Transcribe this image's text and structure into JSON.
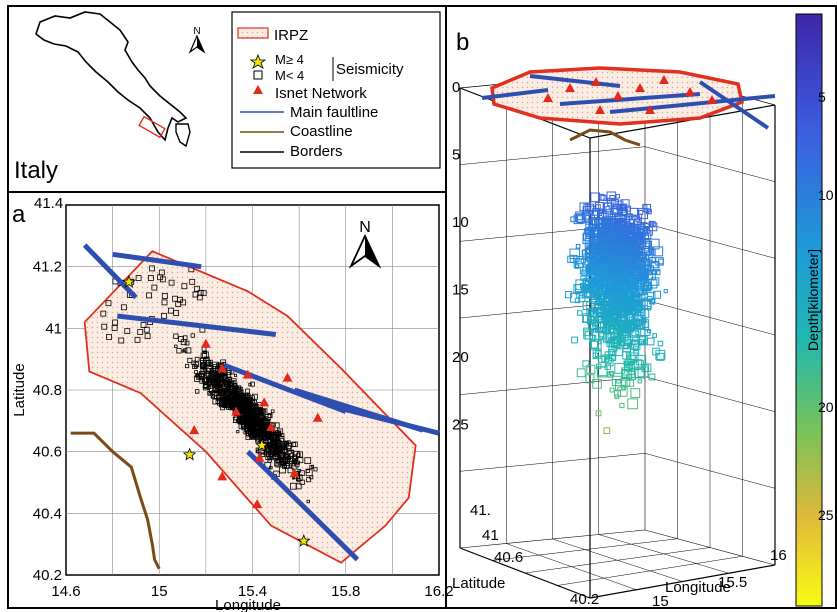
{
  "inset": {
    "title": "Italy",
    "north_label": "N"
  },
  "legend": {
    "items": [
      {
        "symbol": "hatched-polygon",
        "label": "IRPZ",
        "color": "#e03020"
      },
      {
        "symbol": "yellow-star",
        "label": "M≥ 4",
        "color": "#f2e600"
      },
      {
        "symbol": "open-square",
        "label": "M< 4",
        "color": "#000000"
      },
      {
        "symbol": "red-triangle",
        "label": "Isnet Network",
        "color": "#e02a1b"
      },
      {
        "symbol": "blue-line",
        "label": "Main faultline",
        "color": "#2f4fb0"
      },
      {
        "symbol": "brown-line",
        "label": "Coastline",
        "color": "#7a4a14"
      },
      {
        "symbol": "black-line",
        "label": "Borders",
        "color": "#000000"
      }
    ],
    "group_label": "Seismicity"
  },
  "panel_a": {
    "label": "a",
    "north_label": "N",
    "xlabel": "Longitude",
    "ylabel": "Latitude",
    "x_ticks": [
      "14.6",
      "15",
      "15.4",
      "15.8",
      "16.2"
    ],
    "y_ticks": [
      "41.4",
      "41.2",
      "41",
      "40.8",
      "40.6",
      "40.4",
      "40.2"
    ]
  },
  "panel_b": {
    "label": "b",
    "depth_ticks": [
      "0",
      "5",
      "10",
      "15",
      "20",
      "25"
    ],
    "lat_ticks": [
      "41.",
      "41",
      "40.6",
      "40.2"
    ],
    "lon_ticks": [
      "15",
      "15.5",
      "16"
    ],
    "xlabel": "Longitude",
    "ylabel": "Latitude"
  },
  "colorbar": {
    "label": "Depth[kilometer]",
    "ticks": [
      "5",
      "10",
      "20",
      "25"
    ]
  },
  "chart_data": {
    "type": "scatter",
    "panel_a_ranges": {
      "lon": [
        14.6,
        16.2
      ],
      "lat": [
        40.2,
        41.4
      ]
    },
    "panel_b_depth_range": [
      0,
      30
    ],
    "seismicity_strong_M_ge_4": [
      {
        "lon": 14.87,
        "lat": 41.15
      },
      {
        "lon": 15.13,
        "lat": 40.59
      },
      {
        "lon": 15.44,
        "lat": 40.62
      },
      {
        "lon": 15.62,
        "lat": 40.31
      }
    ],
    "isnet_stations": [
      {
        "lon": 15.2,
        "lat": 40.95
      },
      {
        "lon": 15.27,
        "lat": 40.87
      },
      {
        "lon": 15.38,
        "lat": 40.85
      },
      {
        "lon": 15.55,
        "lat": 40.84
      },
      {
        "lon": 15.45,
        "lat": 40.76
      },
      {
        "lon": 15.33,
        "lat": 40.73
      },
      {
        "lon": 15.48,
        "lat": 40.68
      },
      {
        "lon": 15.68,
        "lat": 40.71
      },
      {
        "lon": 15.15,
        "lat": 40.67
      },
      {
        "lon": 15.27,
        "lat": 40.52
      },
      {
        "lon": 15.43,
        "lat": 40.58
      },
      {
        "lon": 15.58,
        "lat": 40.53
      },
      {
        "lon": 15.42,
        "lat": 40.43
      }
    ],
    "faults": [
      [
        [
          14.68,
          41.27
        ],
        [
          14.9,
          41.1
        ]
      ],
      [
        [
          14.8,
          41.24
        ],
        [
          15.18,
          41.2
        ]
      ],
      [
        [
          14.82,
          41.04
        ],
        [
          15.5,
          40.98
        ]
      ],
      [
        [
          15.28,
          40.88
        ],
        [
          15.8,
          40.73
        ]
      ],
      [
        [
          15.58,
          40.8
        ],
        [
          16.13,
          40.67
        ]
      ],
      [
        [
          15.78,
          40.74
        ],
        [
          16.2,
          40.66
        ]
      ],
      [
        [
          15.38,
          40.6
        ],
        [
          15.85,
          40.25
        ]
      ]
    ],
    "irpz_polygon": [
      [
        14.97,
        41.25
      ],
      [
        15.38,
        41.12
      ],
      [
        15.55,
        41.04
      ],
      [
        15.78,
        40.87
      ],
      [
        16.1,
        40.62
      ],
      [
        16.07,
        40.45
      ],
      [
        15.97,
        40.36
      ],
      [
        15.78,
        40.24
      ],
      [
        15.48,
        40.36
      ],
      [
        15.2,
        40.6
      ],
      [
        14.92,
        40.79
      ],
      [
        14.7,
        40.86
      ],
      [
        14.68,
        41.02
      ]
    ],
    "coastline": [
      [
        14.62,
        40.66
      ],
      [
        14.72,
        40.66
      ],
      [
        14.8,
        40.6
      ],
      [
        14.88,
        40.55
      ],
      [
        14.92,
        40.45
      ],
      [
        14.95,
        40.38
      ],
      [
        14.97,
        40.3
      ],
      [
        14.98,
        40.25
      ],
      [
        15.0,
        40.22
      ]
    ]
  }
}
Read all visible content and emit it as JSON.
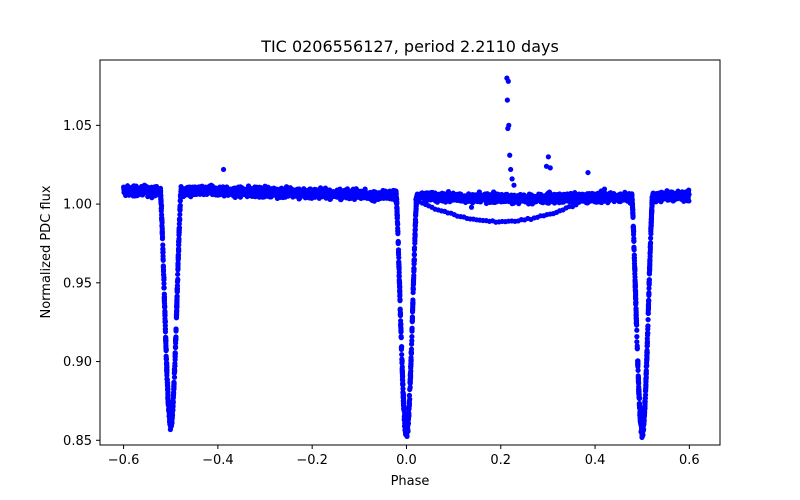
{
  "chart_data": {
    "type": "scatter",
    "title": "TIC 0206556127, period 2.2110 days",
    "xlabel": "Phase",
    "ylabel": "Normalized PDC flux",
    "xlim": [
      -0.65,
      0.665
    ],
    "ylim": [
      0.847,
      1.0915
    ],
    "xticks": [
      -0.6,
      -0.4,
      -0.2,
      0.0,
      0.2,
      0.4,
      0.6
    ],
    "xtick_labels": [
      "−0.6",
      "−0.4",
      "−0.2",
      "0.0",
      "0.2",
      "0.4",
      "0.6"
    ],
    "yticks": [
      0.85,
      0.9,
      0.95,
      1.0,
      1.05
    ],
    "ytick_labels": [
      "0.85",
      "0.90",
      "0.95",
      "1.00",
      "1.05"
    ],
    "color": "#0000ff",
    "grid": false,
    "eclipses": [
      {
        "center": -0.5,
        "depth": 0.86,
        "half_width": 0.022
      },
      {
        "center": 0.0,
        "depth": 0.858,
        "half_width": 0.022
      },
      {
        "center": 0.5,
        "depth": 0.859,
        "half_width": 0.022
      }
    ],
    "baseline": {
      "level": 1.006,
      "x_range": [
        -0.6,
        0.6
      ]
    },
    "flare": [
      {
        "x": 0.213,
        "y": 1.08
      },
      {
        "x": 0.216,
        "y": 1.078
      },
      {
        "x": 0.214,
        "y": 1.066
      },
      {
        "x": 0.217,
        "y": 1.05
      },
      {
        "x": 0.215,
        "y": 1.048
      },
      {
        "x": 0.219,
        "y": 1.031
      },
      {
        "x": 0.221,
        "y": 1.022
      },
      {
        "x": 0.224,
        "y": 1.016
      },
      {
        "x": 0.228,
        "y": 1.012
      },
      {
        "x": 0.301,
        "y": 1.03
      },
      {
        "x": 0.305,
        "y": 1.023
      },
      {
        "x": 0.297,
        "y": 1.024
      },
      {
        "x": 0.385,
        "y": 1.02
      },
      {
        "x": -0.388,
        "y": 1.022
      },
      {
        "x": 0.138,
        "y": 0.998
      }
    ],
    "dip_arc": {
      "x_range": [
        0.02,
        0.42
      ],
      "min": 0.989,
      "at": 0.2
    }
  }
}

▶ Goal: Copy each line from the data above that includes "title".

▶ Answer for this exercise:
    "title": "Italy",
    "title": "TIC 0206556127, period 2.2110 days",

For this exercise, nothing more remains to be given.